- [AIM OF THE EXERCISE]: Every line holding the string "value" should be gathered.
* begin *
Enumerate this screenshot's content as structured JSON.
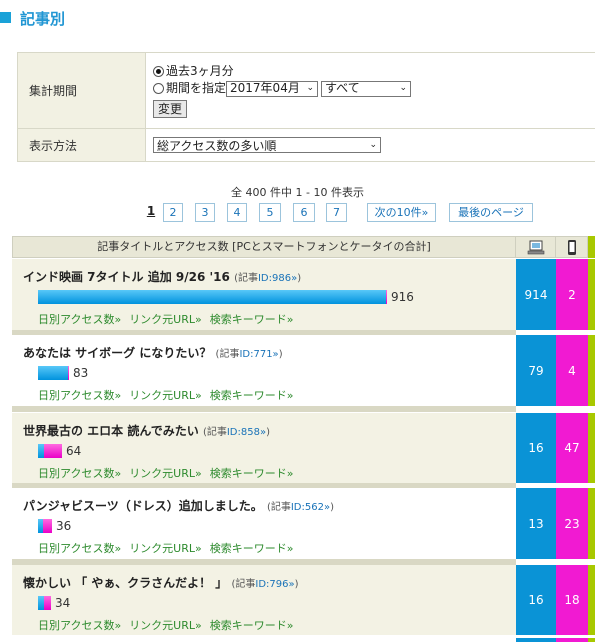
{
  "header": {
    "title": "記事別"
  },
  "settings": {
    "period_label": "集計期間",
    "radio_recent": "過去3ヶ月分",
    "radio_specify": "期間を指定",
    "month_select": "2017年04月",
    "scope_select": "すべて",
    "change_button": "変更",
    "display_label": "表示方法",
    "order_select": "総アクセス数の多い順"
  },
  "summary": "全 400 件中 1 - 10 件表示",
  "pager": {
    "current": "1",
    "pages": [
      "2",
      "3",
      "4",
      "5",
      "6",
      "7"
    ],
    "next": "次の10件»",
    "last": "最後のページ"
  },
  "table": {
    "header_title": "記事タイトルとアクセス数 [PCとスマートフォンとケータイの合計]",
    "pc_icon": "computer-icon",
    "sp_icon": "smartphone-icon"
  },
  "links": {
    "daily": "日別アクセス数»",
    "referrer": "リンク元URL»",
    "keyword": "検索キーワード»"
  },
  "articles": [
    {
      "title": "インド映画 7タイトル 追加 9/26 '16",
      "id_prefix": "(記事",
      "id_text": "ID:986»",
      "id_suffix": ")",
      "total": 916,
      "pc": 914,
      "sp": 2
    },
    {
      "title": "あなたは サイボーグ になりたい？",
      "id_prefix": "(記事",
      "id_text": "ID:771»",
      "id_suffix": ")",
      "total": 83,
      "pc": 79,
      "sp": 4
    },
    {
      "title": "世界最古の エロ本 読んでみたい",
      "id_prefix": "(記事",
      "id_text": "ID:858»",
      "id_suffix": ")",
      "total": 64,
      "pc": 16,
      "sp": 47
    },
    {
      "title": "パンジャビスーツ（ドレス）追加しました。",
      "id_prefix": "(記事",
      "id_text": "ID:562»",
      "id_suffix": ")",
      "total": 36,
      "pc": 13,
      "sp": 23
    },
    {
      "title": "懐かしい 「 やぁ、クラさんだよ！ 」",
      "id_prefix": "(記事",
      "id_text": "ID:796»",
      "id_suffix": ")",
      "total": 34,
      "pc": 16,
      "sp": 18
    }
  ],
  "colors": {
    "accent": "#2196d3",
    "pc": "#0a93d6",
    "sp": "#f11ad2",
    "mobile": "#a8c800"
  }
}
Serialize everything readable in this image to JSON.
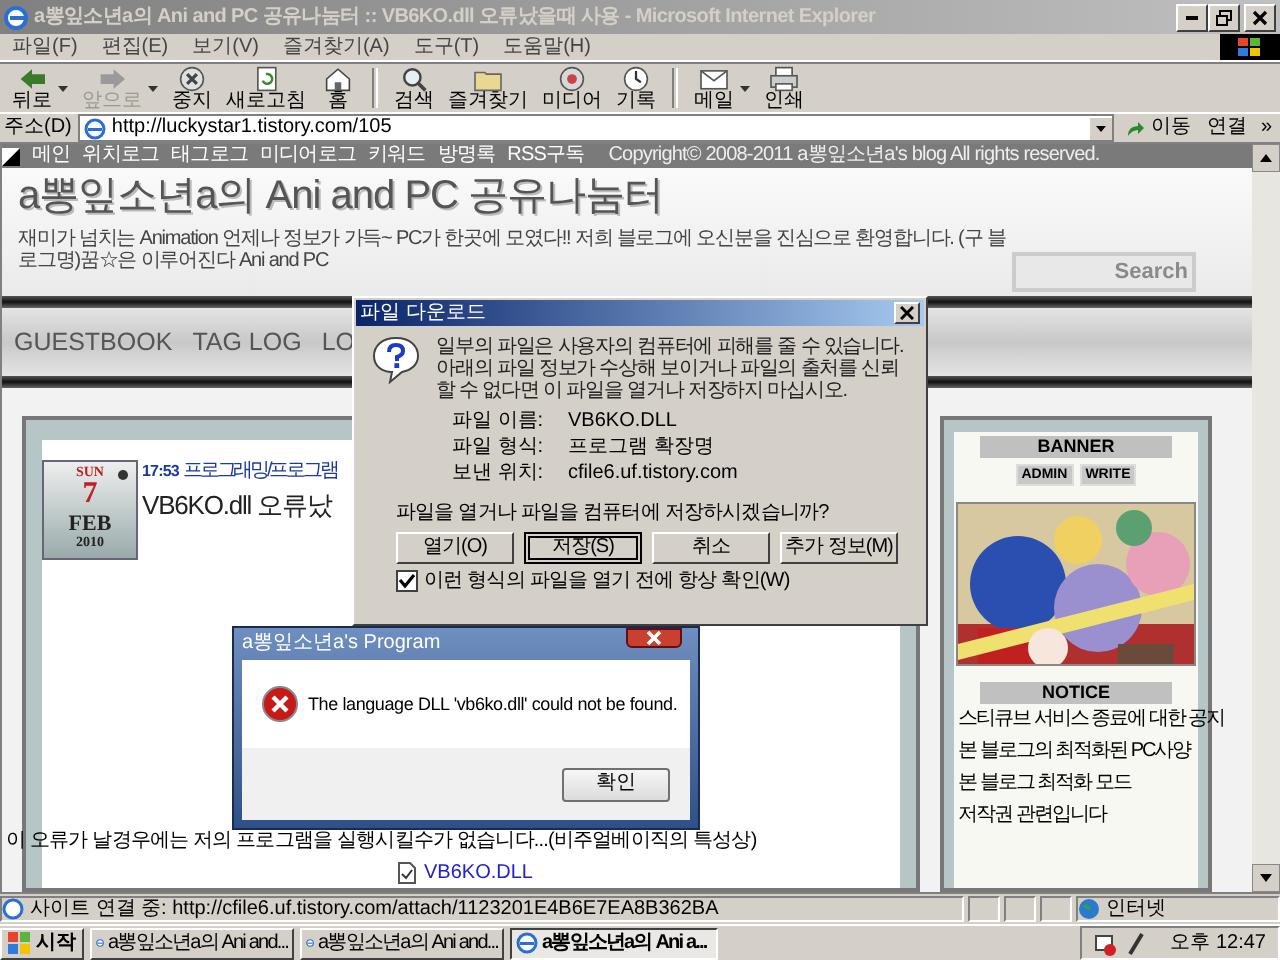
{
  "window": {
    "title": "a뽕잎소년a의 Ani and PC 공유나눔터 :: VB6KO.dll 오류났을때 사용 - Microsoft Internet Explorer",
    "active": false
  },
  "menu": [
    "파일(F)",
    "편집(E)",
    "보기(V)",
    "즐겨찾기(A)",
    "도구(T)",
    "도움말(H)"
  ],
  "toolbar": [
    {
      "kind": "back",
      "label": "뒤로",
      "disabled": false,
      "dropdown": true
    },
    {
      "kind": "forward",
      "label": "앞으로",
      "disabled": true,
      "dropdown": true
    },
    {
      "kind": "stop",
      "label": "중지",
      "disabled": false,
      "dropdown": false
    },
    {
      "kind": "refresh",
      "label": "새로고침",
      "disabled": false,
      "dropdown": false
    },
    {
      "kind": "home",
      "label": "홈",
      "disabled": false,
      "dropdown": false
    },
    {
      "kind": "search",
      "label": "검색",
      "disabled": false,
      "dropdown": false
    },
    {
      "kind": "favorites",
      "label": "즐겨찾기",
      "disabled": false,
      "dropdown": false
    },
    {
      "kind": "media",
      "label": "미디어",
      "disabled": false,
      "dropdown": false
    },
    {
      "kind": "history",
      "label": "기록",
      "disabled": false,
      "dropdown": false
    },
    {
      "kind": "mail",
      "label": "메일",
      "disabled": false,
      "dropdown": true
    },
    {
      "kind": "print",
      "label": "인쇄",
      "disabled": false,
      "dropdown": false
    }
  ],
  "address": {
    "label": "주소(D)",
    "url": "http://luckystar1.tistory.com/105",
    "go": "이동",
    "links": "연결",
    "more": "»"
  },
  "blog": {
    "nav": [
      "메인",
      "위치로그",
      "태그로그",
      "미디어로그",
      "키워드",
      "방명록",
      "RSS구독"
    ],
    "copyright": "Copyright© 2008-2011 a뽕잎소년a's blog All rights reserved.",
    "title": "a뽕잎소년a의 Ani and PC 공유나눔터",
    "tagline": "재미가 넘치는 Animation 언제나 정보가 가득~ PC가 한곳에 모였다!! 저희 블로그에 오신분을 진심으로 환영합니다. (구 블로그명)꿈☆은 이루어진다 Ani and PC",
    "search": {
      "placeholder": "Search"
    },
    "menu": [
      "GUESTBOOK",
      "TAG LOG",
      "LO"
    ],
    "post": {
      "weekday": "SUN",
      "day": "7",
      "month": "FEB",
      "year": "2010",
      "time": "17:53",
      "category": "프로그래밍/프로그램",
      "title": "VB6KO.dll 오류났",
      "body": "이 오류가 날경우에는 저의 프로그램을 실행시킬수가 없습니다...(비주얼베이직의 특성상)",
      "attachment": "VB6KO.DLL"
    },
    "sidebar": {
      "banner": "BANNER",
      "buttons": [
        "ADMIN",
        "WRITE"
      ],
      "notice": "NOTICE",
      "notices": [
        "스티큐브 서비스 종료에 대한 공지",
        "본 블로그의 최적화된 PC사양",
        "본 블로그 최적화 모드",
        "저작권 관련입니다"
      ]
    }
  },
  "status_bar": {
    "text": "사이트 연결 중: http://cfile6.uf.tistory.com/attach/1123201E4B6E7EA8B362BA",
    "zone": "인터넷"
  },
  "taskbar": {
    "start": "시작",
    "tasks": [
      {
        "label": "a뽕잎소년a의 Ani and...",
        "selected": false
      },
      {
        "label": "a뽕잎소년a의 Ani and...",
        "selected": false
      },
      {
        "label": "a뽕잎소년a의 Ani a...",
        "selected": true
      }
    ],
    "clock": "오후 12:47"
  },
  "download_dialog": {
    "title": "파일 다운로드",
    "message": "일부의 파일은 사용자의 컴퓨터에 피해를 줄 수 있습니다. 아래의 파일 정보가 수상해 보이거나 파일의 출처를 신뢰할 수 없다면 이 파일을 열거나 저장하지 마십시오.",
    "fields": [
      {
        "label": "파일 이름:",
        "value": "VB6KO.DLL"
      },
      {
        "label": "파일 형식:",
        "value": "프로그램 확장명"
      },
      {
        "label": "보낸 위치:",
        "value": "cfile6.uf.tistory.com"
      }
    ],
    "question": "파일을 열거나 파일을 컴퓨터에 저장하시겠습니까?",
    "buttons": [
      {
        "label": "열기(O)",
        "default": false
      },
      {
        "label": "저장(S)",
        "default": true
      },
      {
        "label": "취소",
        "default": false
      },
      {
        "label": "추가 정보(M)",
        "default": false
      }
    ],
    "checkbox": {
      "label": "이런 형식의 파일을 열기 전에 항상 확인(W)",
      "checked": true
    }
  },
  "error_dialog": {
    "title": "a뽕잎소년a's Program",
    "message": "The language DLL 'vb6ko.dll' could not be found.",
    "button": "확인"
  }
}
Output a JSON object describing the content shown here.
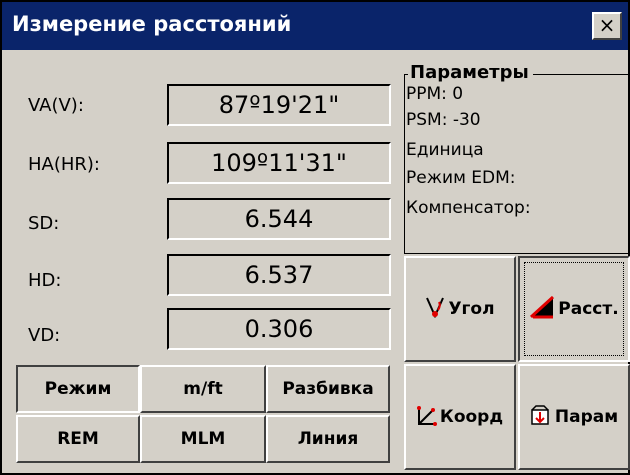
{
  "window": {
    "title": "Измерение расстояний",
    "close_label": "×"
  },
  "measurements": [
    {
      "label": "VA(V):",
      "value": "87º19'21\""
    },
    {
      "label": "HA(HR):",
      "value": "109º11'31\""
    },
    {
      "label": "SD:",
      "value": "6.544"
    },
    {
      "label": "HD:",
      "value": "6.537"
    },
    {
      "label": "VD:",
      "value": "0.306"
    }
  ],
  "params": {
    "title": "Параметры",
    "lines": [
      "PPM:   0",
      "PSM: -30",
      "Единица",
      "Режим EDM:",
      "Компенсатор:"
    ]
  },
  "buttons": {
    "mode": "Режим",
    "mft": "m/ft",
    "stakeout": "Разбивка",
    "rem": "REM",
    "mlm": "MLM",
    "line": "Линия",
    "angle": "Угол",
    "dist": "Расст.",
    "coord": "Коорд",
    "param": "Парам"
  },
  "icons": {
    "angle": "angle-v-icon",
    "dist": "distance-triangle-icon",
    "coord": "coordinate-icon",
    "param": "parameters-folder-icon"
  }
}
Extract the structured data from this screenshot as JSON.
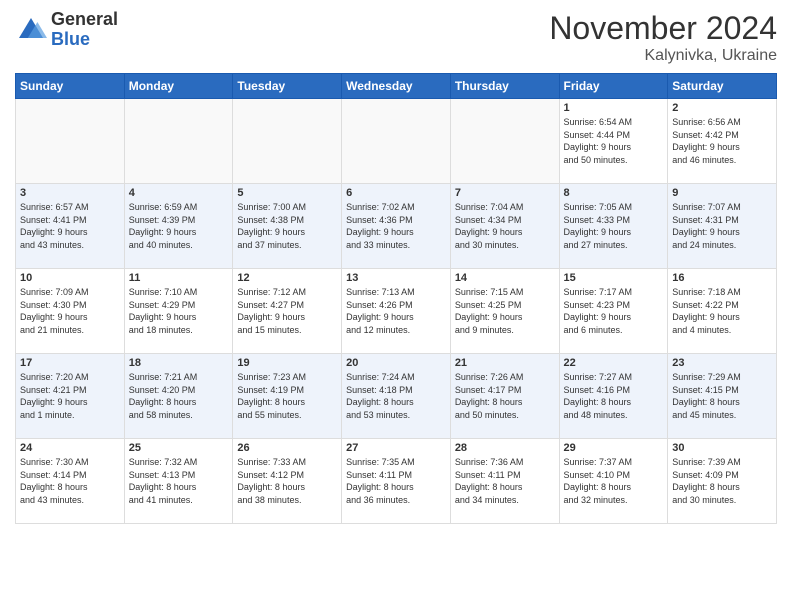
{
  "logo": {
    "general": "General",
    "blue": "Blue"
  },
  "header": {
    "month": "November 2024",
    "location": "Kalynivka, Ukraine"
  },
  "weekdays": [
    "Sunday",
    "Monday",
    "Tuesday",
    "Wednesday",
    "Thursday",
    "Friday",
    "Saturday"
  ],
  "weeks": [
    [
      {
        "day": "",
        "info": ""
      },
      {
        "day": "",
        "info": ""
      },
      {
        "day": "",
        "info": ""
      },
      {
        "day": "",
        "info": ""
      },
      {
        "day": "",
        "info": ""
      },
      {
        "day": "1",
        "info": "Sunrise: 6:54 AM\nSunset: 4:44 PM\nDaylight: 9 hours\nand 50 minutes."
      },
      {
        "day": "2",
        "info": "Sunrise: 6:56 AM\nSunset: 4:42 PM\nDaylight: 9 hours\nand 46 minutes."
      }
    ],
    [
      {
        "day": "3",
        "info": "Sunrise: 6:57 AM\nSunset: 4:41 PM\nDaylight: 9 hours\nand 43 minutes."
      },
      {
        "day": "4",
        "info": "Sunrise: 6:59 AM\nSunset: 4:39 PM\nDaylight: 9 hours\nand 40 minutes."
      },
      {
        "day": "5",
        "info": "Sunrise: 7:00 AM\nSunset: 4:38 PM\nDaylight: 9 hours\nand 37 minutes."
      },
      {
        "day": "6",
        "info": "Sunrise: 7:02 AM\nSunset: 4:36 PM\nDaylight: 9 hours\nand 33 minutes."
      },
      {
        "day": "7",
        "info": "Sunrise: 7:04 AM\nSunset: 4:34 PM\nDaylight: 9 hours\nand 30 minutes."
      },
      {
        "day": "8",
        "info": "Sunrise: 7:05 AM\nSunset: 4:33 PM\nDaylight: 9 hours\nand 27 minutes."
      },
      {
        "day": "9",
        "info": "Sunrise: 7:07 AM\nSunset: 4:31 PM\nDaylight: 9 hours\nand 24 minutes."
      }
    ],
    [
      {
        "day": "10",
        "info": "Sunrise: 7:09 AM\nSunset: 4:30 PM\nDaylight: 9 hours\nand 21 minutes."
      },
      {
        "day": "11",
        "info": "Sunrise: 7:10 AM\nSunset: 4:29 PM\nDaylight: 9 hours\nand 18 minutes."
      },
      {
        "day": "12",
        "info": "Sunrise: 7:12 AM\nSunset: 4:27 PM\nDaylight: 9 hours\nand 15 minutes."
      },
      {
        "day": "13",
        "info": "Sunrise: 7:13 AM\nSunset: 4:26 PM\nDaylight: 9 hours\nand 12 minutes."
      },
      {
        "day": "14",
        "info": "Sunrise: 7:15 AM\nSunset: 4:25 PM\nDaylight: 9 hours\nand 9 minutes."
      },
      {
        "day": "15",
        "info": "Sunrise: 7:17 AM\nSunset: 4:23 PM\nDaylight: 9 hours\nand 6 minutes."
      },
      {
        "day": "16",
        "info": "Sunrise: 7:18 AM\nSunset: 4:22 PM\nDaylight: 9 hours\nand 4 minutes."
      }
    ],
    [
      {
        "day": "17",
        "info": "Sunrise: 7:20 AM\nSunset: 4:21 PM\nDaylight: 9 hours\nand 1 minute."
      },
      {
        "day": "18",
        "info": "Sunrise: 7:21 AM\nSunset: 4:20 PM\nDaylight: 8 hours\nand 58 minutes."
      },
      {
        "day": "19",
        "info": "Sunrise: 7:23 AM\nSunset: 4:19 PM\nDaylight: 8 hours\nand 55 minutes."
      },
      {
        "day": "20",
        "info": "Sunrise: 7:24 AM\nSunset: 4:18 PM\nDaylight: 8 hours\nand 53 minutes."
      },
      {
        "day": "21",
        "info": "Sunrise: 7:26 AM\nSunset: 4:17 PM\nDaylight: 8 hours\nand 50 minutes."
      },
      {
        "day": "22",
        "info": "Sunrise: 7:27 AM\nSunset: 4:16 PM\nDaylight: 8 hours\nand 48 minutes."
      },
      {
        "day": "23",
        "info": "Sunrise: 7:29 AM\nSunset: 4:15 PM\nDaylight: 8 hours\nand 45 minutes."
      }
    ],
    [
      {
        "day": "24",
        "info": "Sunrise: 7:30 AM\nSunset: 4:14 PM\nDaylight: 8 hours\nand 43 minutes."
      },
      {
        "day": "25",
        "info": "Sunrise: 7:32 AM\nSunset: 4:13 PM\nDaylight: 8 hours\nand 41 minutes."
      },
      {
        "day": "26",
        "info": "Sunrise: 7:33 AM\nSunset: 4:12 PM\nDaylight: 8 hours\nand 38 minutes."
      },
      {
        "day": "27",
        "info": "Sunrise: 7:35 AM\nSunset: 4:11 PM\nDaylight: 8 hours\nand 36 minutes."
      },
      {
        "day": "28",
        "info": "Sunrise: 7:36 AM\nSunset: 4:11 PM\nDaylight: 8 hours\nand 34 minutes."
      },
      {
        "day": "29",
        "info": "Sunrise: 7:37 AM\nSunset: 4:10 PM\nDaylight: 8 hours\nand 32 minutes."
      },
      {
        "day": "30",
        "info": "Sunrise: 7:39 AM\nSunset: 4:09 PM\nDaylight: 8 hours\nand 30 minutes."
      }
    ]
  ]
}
* end *
- [FULL SOLUTION]:
        "value": "VB6KO.DLL"
        "value": "프로그램 확장명"
        "value": "cfile6.uf.tistory.com"
      "value": "87º19'21\""
      "value": "109º11'31\""
      "value": "6.544"
      "value": "6.537"
      "value": "0.306"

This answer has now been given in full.